- [RECORDS SUPPLIED]:
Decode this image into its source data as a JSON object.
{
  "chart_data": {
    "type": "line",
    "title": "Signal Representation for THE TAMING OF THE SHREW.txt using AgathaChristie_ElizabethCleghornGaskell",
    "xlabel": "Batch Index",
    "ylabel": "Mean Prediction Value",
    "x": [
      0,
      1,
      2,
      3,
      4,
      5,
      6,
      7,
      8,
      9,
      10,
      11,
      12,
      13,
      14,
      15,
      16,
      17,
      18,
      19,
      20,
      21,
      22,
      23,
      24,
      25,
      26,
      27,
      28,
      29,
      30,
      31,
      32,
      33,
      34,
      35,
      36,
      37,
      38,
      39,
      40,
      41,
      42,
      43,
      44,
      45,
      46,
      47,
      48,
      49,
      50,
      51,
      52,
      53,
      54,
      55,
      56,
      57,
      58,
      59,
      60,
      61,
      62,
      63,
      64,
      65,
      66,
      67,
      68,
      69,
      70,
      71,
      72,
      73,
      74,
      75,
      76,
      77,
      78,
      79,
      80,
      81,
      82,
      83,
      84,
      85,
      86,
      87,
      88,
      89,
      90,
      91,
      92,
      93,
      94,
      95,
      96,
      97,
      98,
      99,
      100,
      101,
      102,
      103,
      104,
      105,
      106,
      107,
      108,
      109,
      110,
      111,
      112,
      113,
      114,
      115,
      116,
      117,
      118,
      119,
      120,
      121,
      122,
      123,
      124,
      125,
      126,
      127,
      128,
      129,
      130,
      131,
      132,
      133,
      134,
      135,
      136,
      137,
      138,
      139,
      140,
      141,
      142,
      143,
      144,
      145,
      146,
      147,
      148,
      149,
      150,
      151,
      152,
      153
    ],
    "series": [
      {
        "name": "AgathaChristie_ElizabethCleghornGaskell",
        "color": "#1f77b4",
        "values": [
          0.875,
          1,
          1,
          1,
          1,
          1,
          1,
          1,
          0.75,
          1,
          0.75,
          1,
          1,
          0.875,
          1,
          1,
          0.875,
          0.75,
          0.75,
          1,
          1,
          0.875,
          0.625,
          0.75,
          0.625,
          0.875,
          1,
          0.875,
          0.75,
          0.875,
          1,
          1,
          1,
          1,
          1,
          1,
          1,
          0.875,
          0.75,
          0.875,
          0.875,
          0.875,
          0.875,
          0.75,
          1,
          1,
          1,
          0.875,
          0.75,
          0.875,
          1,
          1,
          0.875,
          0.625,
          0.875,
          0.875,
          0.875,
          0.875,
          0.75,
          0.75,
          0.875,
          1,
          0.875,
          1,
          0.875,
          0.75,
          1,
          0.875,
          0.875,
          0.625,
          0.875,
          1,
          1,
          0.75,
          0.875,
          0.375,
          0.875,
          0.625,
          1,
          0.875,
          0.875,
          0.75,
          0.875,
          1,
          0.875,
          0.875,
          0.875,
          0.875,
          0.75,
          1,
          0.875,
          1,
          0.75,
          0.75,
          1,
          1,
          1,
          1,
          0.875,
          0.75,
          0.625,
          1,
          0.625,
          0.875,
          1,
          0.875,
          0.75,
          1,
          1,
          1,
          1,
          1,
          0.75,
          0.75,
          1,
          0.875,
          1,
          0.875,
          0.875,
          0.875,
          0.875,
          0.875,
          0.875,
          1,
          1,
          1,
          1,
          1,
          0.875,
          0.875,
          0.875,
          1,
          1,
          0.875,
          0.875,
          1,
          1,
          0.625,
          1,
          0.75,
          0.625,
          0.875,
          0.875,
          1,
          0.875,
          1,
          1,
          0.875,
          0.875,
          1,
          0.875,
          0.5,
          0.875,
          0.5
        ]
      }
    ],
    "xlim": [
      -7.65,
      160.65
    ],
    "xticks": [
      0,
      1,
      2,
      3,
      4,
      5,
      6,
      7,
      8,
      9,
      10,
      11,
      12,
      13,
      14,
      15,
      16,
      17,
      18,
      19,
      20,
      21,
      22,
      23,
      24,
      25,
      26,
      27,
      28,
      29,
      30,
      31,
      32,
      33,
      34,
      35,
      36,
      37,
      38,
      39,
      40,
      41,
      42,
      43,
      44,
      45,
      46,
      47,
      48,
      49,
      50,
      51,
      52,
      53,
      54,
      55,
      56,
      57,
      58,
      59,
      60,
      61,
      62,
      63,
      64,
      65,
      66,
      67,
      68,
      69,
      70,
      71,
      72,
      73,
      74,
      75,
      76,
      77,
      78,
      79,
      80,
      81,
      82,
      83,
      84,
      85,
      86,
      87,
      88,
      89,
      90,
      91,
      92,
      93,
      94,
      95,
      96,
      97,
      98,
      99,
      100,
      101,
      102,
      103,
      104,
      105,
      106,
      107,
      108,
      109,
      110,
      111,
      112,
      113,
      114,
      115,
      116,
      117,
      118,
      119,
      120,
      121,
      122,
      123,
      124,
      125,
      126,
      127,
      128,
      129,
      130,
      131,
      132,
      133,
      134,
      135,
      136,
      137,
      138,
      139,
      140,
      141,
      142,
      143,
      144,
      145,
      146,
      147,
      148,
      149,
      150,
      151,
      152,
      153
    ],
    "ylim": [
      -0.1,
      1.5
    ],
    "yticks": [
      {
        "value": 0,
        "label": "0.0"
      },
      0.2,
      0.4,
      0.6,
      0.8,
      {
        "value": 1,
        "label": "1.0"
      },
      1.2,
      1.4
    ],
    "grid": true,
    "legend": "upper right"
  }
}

- [STATED GOAL]: Repeat the records above exactly.

- [RESPONSE]:
Decode this image into its source data as a JSON object.
{
  "chart_data": {
    "type": "line",
    "title": "Signal Representation for THE TAMING OF THE SHREW.txt using AgathaChristie_ElizabethCleghornGaskell",
    "xlabel": "Batch Index",
    "ylabel": "Mean Prediction Value",
    "x": [
      0,
      1,
      2,
      3,
      4,
      5,
      6,
      7,
      8,
      9,
      10,
      11,
      12,
      13,
      14,
      15,
      16,
      17,
      18,
      19,
      20,
      21,
      22,
      23,
      24,
      25,
      26,
      27,
      28,
      29,
      30,
      31,
      32,
      33,
      34,
      35,
      36,
      37,
      38,
      39,
      40,
      41,
      42,
      43,
      44,
      45,
      46,
      47,
      48,
      49,
      50,
      51,
      52,
      53,
      54,
      55,
      56,
      57,
      58,
      59,
      60,
      61,
      62,
      63,
      64,
      65,
      66,
      67,
      68,
      69,
      70,
      71,
      72,
      73,
      74,
      75,
      76,
      77,
      78,
      79,
      80,
      81,
      82,
      83,
      84,
      85,
      86,
      87,
      88,
      89,
      90,
      91,
      92,
      93,
      94,
      95,
      96,
      97,
      98,
      99,
      100,
      101,
      102,
      103,
      104,
      105,
      106,
      107,
      108,
      109,
      110,
      111,
      112,
      113,
      114,
      115,
      116,
      117,
      118,
      119,
      120,
      121,
      122,
      123,
      124,
      125,
      126,
      127,
      128,
      129,
      130,
      131,
      132,
      133,
      134,
      135,
      136,
      137,
      138,
      139,
      140,
      141,
      142,
      143,
      144,
      145,
      146,
      147,
      148,
      149,
      150,
      151,
      152,
      153
    ],
    "series": [
      {
        "name": "AgathaChristie_ElizabethCleghornGaskell",
        "color": "#1f77b4",
        "values": [
          0.875,
          1,
          1,
          1,
          1,
          1,
          1,
          1,
          0.75,
          1,
          0.75,
          1,
          1,
          0.875,
          1,
          1,
          0.875,
          0.75,
          0.75,
          1,
          1,
          0.875,
          0.625,
          0.75,
          0.625,
          0.875,
          1,
          0.875,
          0.75,
          0.875,
          1,
          1,
          1,
          1,
          1,
          1,
          1,
          0.875,
          0.75,
          0.875,
          0.875,
          0.875,
          0.875,
          0.75,
          1,
          1,
          1,
          0.875,
          0.75,
          0.875,
          1,
          1,
          0.875,
          0.625,
          0.875,
          0.875,
          0.875,
          0.875,
          0.75,
          0.75,
          0.875,
          1,
          0.875,
          1,
          0.875,
          0.75,
          1,
          0.875,
          0.875,
          0.625,
          0.875,
          1,
          1,
          0.75,
          0.875,
          0.375,
          0.875,
          0.625,
          1,
          0.875,
          0.875,
          0.75,
          0.875,
          1,
          0.875,
          0.875,
          0.875,
          0.875,
          0.75,
          1,
          0.875,
          1,
          0.75,
          0.75,
          1,
          1,
          1,
          1,
          0.875,
          0.75,
          0.625,
          1,
          0.625,
          0.875,
          1,
          0.875,
          0.75,
          1,
          1,
          1,
          1,
          1,
          0.75,
          0.75,
          1,
          0.875,
          1,
          0.875,
          0.875,
          0.875,
          0.875,
          0.875,
          0.875,
          1,
          1,
          1,
          1,
          1,
          0.875,
          0.875,
          0.875,
          1,
          1,
          0.875,
          0.875,
          1,
          1,
          0.625,
          1,
          0.75,
          0.625,
          0.875,
          0.875,
          1,
          0.875,
          1,
          1,
          0.875,
          0.875,
          1,
          0.875,
          0.5,
          0.875,
          0.5
        ]
      }
    ],
    "xlim": [
      -7.65,
      160.65
    ],
    "xticks": [
      0,
      1,
      2,
      3,
      4,
      5,
      6,
      7,
      8,
      9,
      10,
      11,
      12,
      13,
      14,
      15,
      16,
      17,
      18,
      19,
      20,
      21,
      22,
      23,
      24,
      25,
      26,
      27,
      28,
      29,
      30,
      31,
      32,
      33,
      34,
      35,
      36,
      37,
      38,
      39,
      40,
      41,
      42,
      43,
      44,
      45,
      46,
      47,
      48,
      49,
      50,
      51,
      52,
      53,
      54,
      55,
      56,
      57,
      58,
      59,
      60,
      61,
      62,
      63,
      64,
      65,
      66,
      67,
      68,
      69,
      70,
      71,
      72,
      73,
      74,
      75,
      76,
      77,
      78,
      79,
      80,
      81,
      82,
      83,
      84,
      85,
      86,
      87,
      88,
      89,
      90,
      91,
      92,
      93,
      94,
      95,
      96,
      97,
      98,
      99,
      100,
      101,
      102,
      103,
      104,
      105,
      106,
      107,
      108,
      109,
      110,
      111,
      112,
      113,
      114,
      115,
      116,
      117,
      118,
      119,
      120,
      121,
      122,
      123,
      124,
      125,
      126,
      127,
      128,
      129,
      130,
      131,
      132,
      133,
      134,
      135,
      136,
      137,
      138,
      139,
      140,
      141,
      142,
      143,
      144,
      145,
      146,
      147,
      148,
      149,
      150,
      151,
      152,
      153
    ],
    "ylim": [
      -0.1,
      1.5
    ],
    "yticks": [
      {
        "value": 0,
        "label": "0.0"
      },
      0.2,
      0.4,
      0.6,
      0.8,
      {
        "value": 1,
        "label": "1.0"
      },
      1.2,
      1.4
    ],
    "grid": true,
    "legend": "upper right"
  }
}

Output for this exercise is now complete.